What is required
Write out all of the entries exactly as given.

Task input
(begin)

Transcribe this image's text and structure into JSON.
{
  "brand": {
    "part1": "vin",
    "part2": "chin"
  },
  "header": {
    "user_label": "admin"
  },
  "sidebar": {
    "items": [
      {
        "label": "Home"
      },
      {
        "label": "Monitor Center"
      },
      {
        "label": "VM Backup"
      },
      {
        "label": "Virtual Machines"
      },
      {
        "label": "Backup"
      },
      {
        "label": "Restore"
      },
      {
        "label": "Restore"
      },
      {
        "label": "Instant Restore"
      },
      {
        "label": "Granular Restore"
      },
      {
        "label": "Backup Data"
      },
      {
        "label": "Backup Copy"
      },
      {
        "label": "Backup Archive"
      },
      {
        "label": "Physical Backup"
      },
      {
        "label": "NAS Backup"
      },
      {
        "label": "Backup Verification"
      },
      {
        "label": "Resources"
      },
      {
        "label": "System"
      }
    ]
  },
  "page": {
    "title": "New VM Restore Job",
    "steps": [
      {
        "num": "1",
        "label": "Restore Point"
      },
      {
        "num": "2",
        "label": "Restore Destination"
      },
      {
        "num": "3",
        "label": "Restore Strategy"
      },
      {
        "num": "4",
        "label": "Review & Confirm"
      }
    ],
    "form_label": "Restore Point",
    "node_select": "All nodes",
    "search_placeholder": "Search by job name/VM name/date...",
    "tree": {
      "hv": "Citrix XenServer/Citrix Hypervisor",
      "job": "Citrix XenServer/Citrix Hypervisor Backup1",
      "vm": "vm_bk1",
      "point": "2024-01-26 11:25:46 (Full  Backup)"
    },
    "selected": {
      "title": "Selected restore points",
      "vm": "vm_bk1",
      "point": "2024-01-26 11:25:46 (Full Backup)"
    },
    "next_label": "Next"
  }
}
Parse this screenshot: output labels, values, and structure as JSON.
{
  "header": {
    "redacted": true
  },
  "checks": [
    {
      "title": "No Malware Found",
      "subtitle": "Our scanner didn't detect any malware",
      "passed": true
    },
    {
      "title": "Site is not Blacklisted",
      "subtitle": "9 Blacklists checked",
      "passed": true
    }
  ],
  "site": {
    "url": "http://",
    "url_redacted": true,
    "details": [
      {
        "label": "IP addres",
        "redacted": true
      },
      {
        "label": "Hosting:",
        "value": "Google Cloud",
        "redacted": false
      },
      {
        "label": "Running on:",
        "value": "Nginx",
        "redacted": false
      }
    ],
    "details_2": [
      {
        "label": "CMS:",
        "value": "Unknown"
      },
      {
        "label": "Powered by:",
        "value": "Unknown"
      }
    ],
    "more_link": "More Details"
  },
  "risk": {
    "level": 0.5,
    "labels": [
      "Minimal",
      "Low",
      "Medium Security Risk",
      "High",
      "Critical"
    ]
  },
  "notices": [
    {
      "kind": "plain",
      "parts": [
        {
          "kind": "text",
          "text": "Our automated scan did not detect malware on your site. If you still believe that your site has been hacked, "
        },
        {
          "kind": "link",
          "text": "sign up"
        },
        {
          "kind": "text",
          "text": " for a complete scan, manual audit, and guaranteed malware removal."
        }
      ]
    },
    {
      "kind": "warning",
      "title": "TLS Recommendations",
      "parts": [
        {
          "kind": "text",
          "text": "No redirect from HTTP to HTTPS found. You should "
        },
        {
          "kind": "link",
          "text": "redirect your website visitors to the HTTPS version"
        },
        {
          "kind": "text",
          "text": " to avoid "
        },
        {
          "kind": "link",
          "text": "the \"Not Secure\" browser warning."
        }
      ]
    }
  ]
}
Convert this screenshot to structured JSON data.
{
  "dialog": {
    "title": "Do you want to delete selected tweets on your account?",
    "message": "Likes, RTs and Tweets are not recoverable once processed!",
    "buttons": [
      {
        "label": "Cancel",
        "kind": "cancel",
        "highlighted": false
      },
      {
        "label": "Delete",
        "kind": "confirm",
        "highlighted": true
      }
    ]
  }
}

(end)

Written reply
Transcribe this image's text and structure into JSON.
{
  "brand": {
    "part1": "vin",
    "part2": "chin"
  },
  "header": {
    "user_label": "admin"
  },
  "sidebar": {
    "items": [
      {
        "label": "Home"
      },
      {
        "label": "Monitor Center"
      },
      {
        "label": "VM Backup"
      },
      {
        "label": "Virtual Machines"
      },
      {
        "label": "Backup"
      },
      {
        "label": "Restore"
      },
      {
        "label": "Restore"
      },
      {
        "label": "Instant Restore"
      },
      {
        "label": "Granular Restore"
      },
      {
        "label": "Backup Data"
      },
      {
        "label": "Backup Copy"
      },
      {
        "label": "Backup Archive"
      },
      {
        "label": "Physical Backup"
      },
      {
        "label": "NAS Backup"
      },
      {
        "label": "Backup Verification"
      },
      {
        "label": "Resources"
      },
      {
        "label": "System"
      }
    ]
  },
  "page": {
    "title": "New VM Restore Job",
    "steps": [
      {
        "num": "1",
        "label": "Restore Point"
      },
      {
        "num": "2",
        "label": "Restore Destination"
      },
      {
        "num": "3",
        "label": "Restore Strategy"
      },
      {
        "num": "4",
        "label": "Review & Confirm"
      }
    ],
    "form_label": "Restore Point",
    "node_select": "All nodes",
    "search_placeholder": "Search by job name/VM name/date...",
    "tree": {
      "hv": "Citrix XenServer/Citrix Hypervisor",
      "job": "Citrix XenServer/Citrix Hypervisor Backup1",
      "vm": "vm_bk1",
      "point": "2024-01-26 11:25:46 (Full  Backup)"
    },
    "selected": {
      "title": "Selected restore points",
      "vm": "vm_bk1",
      "point": "2024-01-26 11:25:46 (Full Backup)"
    },
    "next_label": "Next"
  }
}
Parse this screenshot: output labels, values, and structure as JSON.
{
  "header": {
    "redacted": true
  },
  "checks": [
    {
      "title": "No Malware Found",
      "subtitle": "Our scanner didn't detect any malware",
      "passed": true
    },
    {
      "title": "Site is not Blacklisted",
      "subtitle": "9 Blacklists checked",
      "passed": true
    }
  ],
  "site": {
    "url": "http://",
    "url_redacted": true,
    "details": [
      {
        "label": "IP addres",
        "redacted": true
      },
      {
        "label": "Hosting:",
        "value": "Google Cloud",
        "redacted": false
      },
      {
        "label": "Running on:",
        "value": "Nginx",
        "redacted": false
      }
    ],
    "details_2": [
      {
        "label": "CMS:",
        "value": "Unknown"
      },
      {
        "label": "Powered by:",
        "value": "Unknown"
      }
    ],
    "more_link": "More Details"
  },
  "risk": {
    "level": 0.5,
    "labels": [
      "Minimal",
      "Low",
      "Medium Security Risk",
      "High",
      "Critical"
    ]
  },
  "notices": [
    {
      "kind": "plain",
      "parts": [
        {
          "kind": "text",
          "text": "Our automated scan did not detect malware on your site. If you still believe that your site has been hacked, "
        },
        {
          "kind": "link",
          "text": "sign up"
        },
        {
          "kind": "text",
          "text": " for a complete scan, manual audit, and guaranteed malware removal."
        }
      ]
    },
    {
      "kind": "warning",
      "title": "TLS Recommendations",
      "parts": [
        {
          "kind": "text",
          "text": "No redirect from HTTP to HTTPS found. You should "
        },
        {
          "kind": "link",
          "text": "redirect your website visitors to the HTTPS version"
        },
        {
          "kind": "text",
          "text": " to avoid "
        },
        {
          "kind": "link",
          "text": "the \"Not Secure\" browser warning."
        }
      ]
    }
  ]
}
Convert this screenshot to structured JSON data.
{
  "dialog": {
    "title": "Do you want to delete selected tweets on your account?",
    "message": "Likes, RTs and Tweets are not recoverable once processed!",
    "buttons": [
      {
        "label": "Cancel",
        "kind": "cancel",
        "highlighted": false
      },
      {
        "label": "Delete",
        "kind": "confirm",
        "highlighted": true
      }
    ]
  }
}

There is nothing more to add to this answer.